┌─ Provided data
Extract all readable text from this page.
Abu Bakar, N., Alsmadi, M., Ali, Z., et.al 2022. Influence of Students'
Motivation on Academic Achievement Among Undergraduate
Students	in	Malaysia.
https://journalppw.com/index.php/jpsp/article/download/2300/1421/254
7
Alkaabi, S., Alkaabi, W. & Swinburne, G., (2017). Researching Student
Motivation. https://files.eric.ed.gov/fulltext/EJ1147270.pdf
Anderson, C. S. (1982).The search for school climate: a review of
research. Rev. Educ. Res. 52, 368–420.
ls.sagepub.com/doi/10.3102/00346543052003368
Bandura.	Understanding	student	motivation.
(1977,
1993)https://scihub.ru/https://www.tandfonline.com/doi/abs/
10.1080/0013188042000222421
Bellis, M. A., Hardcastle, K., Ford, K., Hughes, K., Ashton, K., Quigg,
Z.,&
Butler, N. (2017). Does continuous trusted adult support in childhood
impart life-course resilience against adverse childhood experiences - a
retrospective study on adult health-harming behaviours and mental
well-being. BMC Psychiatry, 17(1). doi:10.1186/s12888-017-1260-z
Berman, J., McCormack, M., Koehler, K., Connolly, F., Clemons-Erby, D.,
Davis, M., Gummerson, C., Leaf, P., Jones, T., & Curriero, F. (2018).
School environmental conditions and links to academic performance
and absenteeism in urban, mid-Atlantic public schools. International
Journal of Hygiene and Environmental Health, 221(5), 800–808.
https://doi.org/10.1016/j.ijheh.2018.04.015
└─
Aim of the task: Read through the entries and copy each line in which "adult" appears.

Answer to the exercise:
Butler, N. (2017). Does continuous trusted adult support in childhood
retrospective study on adult health-harming behaviours and mental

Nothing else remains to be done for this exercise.